### What you should do
Say how many lines in the data below contain the word "Nullable", and give no other text.

(Dataset records on visual material)
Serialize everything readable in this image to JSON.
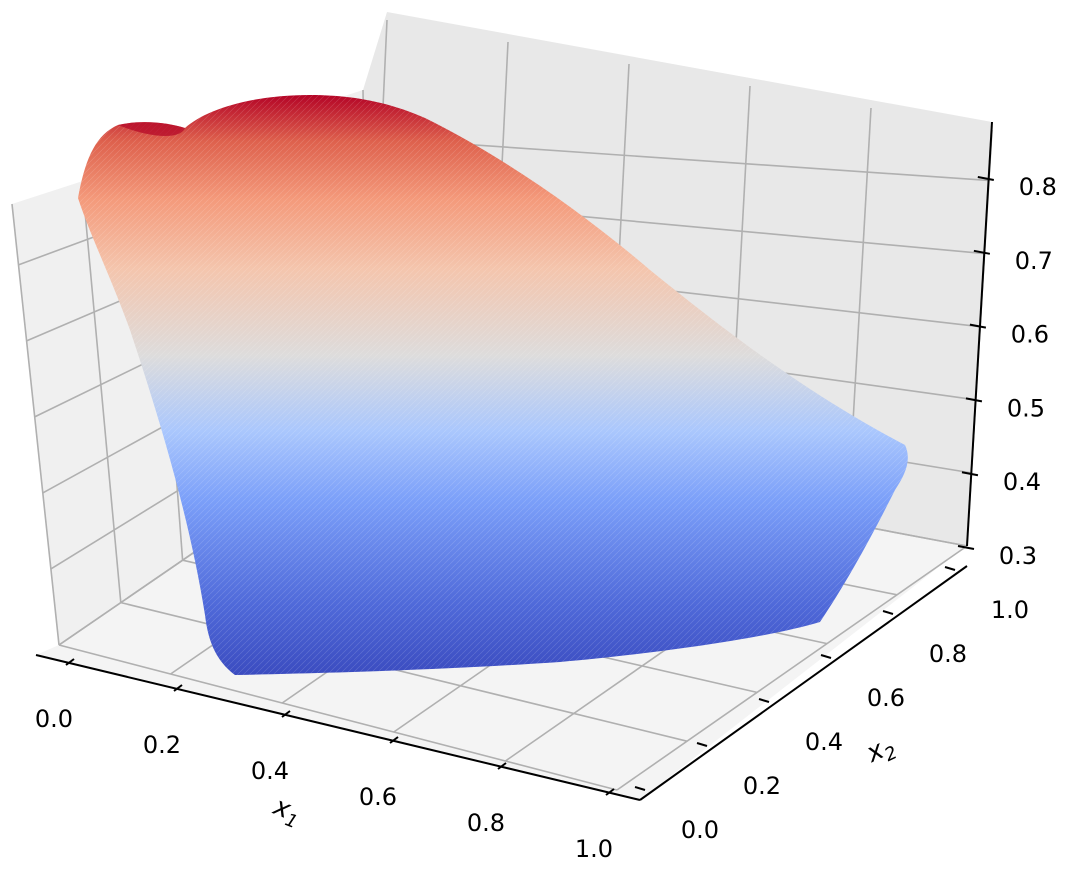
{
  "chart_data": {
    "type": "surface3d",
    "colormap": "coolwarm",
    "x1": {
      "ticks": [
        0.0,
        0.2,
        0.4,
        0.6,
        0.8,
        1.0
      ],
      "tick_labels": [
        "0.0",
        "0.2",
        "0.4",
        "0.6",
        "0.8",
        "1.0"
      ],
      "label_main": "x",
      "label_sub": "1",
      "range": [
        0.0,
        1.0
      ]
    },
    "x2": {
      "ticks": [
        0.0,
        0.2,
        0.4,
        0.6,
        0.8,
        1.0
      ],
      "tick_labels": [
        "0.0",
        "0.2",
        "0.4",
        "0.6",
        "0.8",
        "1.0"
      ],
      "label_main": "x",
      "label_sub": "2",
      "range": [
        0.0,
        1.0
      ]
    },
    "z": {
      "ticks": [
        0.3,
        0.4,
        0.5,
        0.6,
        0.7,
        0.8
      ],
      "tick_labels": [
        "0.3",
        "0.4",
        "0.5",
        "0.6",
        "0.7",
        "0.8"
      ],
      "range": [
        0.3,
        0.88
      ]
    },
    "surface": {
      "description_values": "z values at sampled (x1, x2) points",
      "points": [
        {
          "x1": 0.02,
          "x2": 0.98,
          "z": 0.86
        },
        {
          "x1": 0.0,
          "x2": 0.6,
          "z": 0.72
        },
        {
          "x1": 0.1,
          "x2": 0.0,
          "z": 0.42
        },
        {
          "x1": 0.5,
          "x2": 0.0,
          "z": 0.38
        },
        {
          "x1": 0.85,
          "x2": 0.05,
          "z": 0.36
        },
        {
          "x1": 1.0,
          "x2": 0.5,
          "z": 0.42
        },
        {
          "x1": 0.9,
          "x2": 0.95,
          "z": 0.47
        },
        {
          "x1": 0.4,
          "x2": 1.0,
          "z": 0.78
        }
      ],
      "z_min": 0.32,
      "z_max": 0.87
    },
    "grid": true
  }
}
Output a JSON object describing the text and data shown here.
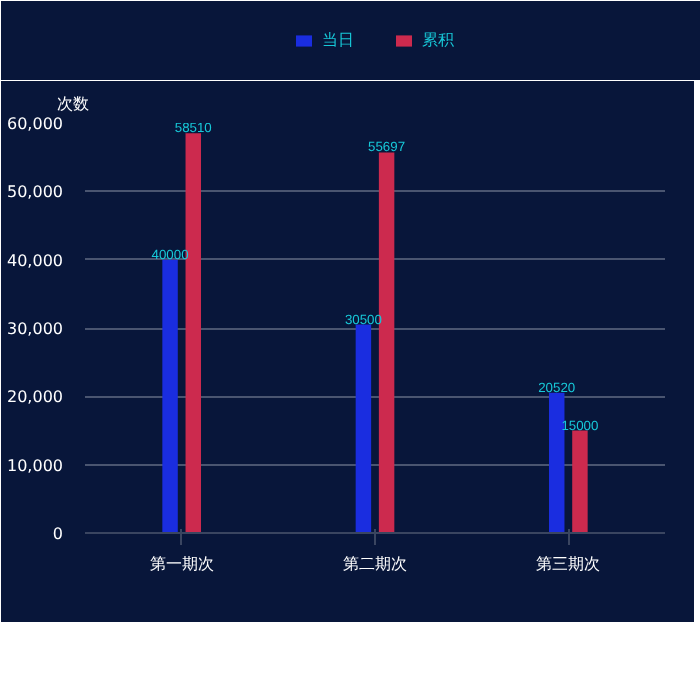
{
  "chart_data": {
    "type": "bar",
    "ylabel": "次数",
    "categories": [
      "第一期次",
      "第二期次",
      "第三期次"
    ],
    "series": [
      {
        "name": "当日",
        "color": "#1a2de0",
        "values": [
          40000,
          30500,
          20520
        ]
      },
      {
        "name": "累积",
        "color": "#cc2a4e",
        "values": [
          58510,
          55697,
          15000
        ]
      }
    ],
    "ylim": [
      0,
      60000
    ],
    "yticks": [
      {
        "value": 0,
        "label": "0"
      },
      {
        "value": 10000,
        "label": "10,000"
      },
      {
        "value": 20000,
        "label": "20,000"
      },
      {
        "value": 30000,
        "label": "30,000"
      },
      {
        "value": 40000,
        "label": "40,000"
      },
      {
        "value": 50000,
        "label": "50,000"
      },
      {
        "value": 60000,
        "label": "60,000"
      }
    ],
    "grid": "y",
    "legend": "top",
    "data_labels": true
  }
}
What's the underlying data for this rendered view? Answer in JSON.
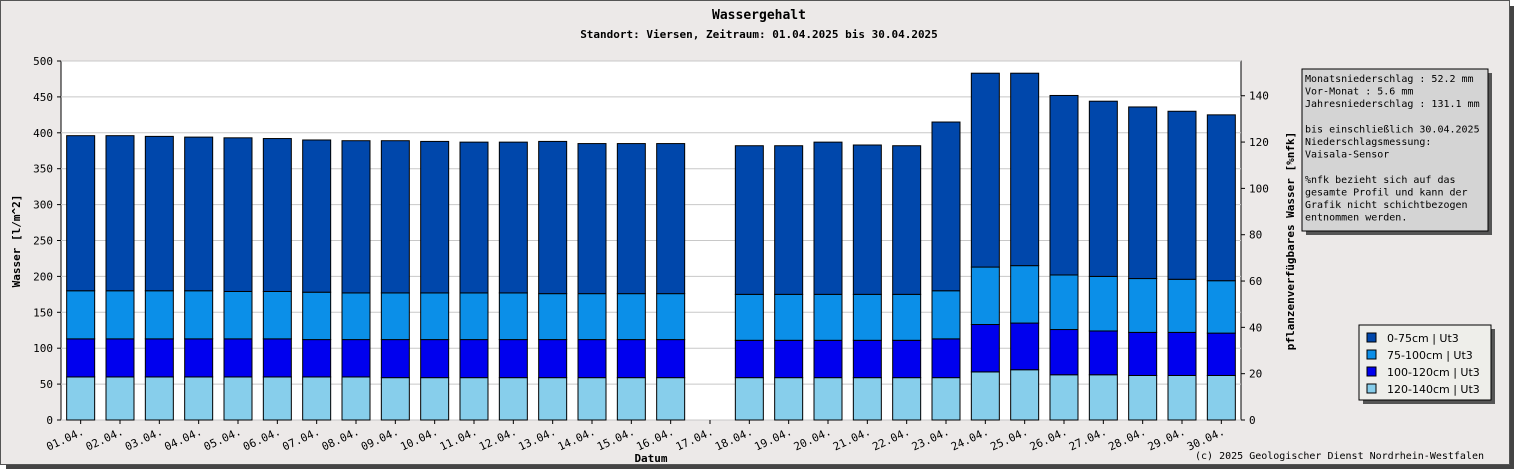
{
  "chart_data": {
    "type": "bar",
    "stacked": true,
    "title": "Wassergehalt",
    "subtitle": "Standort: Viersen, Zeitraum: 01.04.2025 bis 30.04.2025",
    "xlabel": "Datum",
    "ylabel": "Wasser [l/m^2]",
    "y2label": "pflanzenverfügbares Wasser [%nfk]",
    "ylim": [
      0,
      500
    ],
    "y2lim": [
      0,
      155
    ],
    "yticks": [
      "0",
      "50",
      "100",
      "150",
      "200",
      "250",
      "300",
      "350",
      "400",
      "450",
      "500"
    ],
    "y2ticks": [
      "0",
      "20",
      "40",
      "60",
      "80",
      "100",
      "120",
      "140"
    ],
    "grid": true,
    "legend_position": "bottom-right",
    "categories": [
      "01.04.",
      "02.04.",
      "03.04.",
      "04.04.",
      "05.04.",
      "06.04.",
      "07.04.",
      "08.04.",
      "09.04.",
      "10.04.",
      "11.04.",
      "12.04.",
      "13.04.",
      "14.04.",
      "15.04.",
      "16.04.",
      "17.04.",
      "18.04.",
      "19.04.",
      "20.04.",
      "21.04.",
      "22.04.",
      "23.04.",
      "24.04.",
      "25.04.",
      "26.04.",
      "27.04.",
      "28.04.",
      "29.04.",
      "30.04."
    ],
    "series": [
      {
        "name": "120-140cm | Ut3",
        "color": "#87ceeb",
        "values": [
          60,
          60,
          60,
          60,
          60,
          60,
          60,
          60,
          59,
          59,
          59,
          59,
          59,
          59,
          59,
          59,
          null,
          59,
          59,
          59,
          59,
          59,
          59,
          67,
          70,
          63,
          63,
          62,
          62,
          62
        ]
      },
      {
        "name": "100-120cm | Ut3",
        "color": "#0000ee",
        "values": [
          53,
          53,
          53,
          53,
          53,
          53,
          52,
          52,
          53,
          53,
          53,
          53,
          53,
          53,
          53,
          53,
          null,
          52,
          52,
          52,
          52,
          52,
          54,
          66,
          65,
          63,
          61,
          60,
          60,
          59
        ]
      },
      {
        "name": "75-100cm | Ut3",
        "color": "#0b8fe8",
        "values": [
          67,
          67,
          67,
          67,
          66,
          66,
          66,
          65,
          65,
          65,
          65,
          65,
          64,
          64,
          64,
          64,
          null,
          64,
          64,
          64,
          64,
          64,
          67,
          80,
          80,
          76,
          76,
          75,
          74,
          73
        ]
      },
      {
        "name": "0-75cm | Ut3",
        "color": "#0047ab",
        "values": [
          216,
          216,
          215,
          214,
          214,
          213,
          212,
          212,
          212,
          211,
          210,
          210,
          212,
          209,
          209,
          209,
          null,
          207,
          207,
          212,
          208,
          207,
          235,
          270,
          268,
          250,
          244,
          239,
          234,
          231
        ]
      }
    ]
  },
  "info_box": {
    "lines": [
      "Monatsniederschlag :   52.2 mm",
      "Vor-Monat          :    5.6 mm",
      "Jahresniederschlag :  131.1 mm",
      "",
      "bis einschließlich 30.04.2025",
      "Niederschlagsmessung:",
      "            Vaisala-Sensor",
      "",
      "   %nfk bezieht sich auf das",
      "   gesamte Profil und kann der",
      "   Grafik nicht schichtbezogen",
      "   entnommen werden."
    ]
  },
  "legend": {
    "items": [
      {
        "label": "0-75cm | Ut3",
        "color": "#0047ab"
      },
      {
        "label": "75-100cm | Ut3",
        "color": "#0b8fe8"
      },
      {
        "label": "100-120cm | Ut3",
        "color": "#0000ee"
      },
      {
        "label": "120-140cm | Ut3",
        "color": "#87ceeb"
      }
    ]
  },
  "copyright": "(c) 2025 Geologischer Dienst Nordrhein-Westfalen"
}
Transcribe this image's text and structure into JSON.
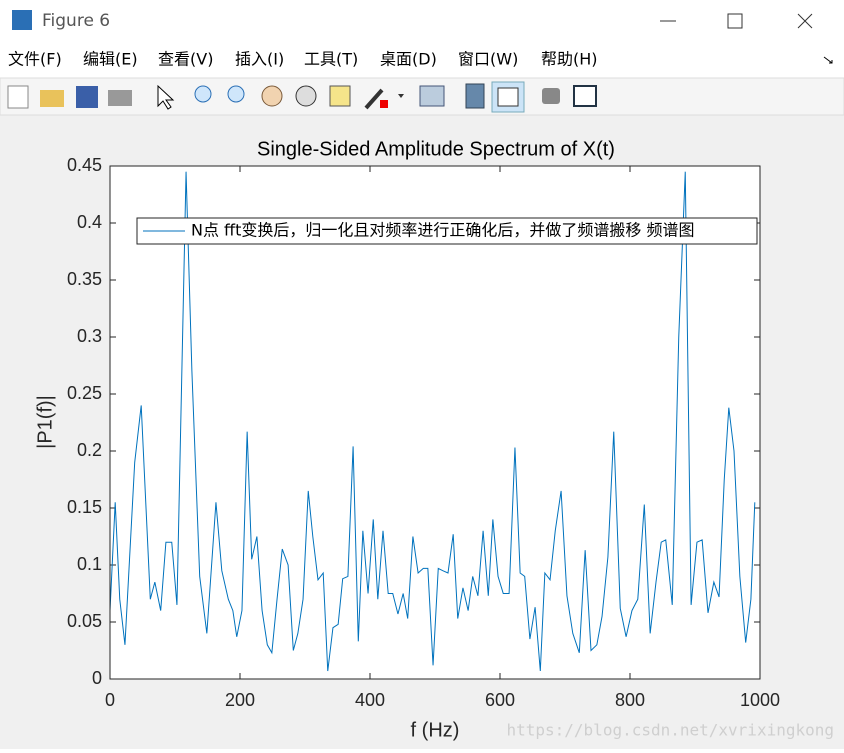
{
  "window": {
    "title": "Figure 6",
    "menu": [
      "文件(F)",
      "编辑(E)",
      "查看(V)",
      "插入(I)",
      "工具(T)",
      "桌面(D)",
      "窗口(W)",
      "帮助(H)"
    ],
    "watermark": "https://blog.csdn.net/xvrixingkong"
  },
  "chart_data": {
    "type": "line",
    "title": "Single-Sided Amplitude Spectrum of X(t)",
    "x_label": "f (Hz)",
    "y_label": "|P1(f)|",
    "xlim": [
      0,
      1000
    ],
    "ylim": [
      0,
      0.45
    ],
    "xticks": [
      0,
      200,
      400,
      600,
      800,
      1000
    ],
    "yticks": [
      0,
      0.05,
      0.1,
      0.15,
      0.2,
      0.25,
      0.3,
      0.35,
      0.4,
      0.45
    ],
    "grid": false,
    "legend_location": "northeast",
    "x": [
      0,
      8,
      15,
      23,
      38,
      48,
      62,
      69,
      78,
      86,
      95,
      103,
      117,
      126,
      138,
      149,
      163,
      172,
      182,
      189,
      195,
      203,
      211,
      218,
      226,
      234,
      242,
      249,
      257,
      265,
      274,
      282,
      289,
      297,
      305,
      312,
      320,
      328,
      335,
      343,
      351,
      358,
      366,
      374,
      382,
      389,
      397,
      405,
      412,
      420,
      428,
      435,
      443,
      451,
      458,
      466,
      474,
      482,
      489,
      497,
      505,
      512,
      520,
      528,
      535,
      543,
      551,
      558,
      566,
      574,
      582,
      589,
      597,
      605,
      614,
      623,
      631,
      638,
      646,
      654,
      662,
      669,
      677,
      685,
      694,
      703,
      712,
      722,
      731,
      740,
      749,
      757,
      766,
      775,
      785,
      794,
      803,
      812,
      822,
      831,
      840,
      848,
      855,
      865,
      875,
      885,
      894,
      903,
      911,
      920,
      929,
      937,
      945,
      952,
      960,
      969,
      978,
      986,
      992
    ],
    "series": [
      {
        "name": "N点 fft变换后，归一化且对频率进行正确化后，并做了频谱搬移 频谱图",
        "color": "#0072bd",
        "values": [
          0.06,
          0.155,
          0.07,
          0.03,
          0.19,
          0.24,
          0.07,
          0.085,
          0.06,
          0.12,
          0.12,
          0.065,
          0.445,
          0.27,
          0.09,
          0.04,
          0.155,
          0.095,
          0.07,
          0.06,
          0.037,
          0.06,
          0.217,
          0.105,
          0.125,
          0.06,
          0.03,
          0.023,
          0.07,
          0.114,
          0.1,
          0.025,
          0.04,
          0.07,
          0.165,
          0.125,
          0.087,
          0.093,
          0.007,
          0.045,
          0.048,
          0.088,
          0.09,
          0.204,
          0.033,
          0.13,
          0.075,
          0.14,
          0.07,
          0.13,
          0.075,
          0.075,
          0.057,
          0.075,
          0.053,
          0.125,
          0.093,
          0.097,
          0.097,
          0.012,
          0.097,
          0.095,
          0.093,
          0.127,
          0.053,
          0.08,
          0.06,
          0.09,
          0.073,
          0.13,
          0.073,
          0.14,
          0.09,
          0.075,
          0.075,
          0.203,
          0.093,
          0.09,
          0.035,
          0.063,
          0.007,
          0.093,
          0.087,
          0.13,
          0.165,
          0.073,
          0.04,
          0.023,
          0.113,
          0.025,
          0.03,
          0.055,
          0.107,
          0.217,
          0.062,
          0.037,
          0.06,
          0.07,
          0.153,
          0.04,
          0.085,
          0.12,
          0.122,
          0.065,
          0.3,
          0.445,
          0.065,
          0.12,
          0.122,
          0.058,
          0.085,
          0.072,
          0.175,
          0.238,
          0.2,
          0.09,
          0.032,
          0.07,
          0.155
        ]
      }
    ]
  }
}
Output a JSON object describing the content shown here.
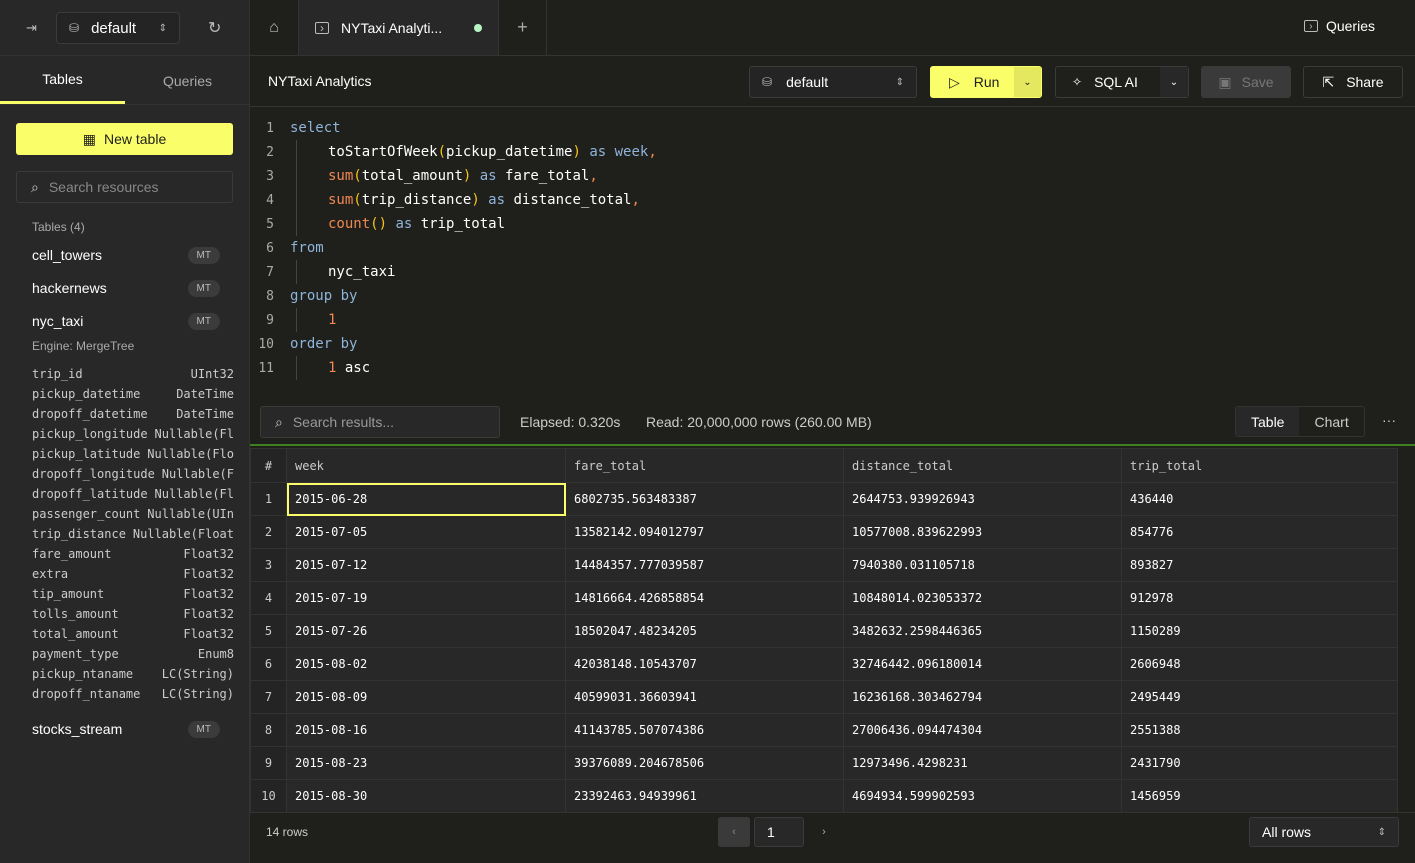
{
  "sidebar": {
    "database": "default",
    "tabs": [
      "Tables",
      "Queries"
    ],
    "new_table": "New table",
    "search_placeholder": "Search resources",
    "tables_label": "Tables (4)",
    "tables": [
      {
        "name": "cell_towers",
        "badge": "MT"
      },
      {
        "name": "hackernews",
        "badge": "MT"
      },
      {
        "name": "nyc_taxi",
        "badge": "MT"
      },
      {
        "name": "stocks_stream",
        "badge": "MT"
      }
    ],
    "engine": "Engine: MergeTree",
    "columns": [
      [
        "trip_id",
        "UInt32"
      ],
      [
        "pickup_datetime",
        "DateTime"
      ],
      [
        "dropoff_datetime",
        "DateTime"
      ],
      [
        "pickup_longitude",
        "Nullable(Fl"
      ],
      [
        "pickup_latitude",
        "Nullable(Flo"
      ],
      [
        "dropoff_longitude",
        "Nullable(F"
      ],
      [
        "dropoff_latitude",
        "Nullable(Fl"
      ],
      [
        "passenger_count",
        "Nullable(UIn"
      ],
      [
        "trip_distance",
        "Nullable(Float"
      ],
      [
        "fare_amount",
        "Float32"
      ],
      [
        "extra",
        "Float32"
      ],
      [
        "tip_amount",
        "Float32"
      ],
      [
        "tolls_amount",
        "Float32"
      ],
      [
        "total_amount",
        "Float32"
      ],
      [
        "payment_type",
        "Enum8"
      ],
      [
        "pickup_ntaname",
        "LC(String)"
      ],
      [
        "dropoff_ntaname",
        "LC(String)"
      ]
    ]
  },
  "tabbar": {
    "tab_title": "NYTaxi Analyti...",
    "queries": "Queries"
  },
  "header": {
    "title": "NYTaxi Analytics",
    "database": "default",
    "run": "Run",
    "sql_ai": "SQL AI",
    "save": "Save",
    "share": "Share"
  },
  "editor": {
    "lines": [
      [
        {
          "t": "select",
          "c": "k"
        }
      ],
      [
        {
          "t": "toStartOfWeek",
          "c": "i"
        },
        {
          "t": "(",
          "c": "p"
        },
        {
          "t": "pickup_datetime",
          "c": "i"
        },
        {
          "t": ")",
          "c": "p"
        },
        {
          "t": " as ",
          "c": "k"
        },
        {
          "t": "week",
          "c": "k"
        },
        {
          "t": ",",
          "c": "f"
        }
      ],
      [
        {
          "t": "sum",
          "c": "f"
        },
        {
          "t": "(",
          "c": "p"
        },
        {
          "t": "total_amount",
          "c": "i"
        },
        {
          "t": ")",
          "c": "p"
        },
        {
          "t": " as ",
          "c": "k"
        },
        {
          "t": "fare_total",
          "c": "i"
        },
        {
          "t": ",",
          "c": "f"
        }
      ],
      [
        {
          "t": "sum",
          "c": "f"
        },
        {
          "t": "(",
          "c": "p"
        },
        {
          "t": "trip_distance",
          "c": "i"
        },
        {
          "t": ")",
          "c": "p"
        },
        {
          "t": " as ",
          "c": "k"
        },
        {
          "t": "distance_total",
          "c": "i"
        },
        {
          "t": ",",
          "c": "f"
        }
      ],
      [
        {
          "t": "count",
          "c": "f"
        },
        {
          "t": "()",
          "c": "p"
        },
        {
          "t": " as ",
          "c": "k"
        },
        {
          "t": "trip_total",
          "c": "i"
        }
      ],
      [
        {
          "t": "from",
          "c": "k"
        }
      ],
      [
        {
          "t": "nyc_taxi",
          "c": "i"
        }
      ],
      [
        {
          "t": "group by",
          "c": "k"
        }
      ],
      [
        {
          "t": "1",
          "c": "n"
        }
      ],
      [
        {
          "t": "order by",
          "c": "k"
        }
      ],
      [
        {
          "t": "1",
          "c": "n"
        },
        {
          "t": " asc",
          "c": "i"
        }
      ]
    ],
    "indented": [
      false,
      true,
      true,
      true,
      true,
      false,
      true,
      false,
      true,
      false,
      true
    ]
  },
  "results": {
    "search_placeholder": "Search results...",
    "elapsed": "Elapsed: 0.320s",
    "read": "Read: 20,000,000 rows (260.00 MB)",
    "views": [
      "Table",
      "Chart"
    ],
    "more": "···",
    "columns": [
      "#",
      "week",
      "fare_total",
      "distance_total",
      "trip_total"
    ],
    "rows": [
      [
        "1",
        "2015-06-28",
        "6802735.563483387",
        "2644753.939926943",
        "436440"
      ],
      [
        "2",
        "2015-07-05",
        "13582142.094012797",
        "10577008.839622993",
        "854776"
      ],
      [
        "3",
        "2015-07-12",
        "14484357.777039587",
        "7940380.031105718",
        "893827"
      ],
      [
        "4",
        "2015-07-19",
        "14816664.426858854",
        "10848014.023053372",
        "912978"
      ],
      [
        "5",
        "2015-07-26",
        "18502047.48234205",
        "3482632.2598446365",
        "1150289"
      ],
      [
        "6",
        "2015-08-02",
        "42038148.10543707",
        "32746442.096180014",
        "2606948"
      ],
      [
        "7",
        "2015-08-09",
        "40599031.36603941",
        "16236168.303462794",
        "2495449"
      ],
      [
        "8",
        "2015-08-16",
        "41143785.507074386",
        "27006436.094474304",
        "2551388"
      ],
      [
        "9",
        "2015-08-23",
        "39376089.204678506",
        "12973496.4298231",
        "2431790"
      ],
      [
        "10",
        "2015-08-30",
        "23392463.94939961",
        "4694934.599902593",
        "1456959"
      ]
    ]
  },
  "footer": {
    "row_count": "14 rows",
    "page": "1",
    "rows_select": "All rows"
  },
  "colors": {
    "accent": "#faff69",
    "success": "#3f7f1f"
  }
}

### Task result
6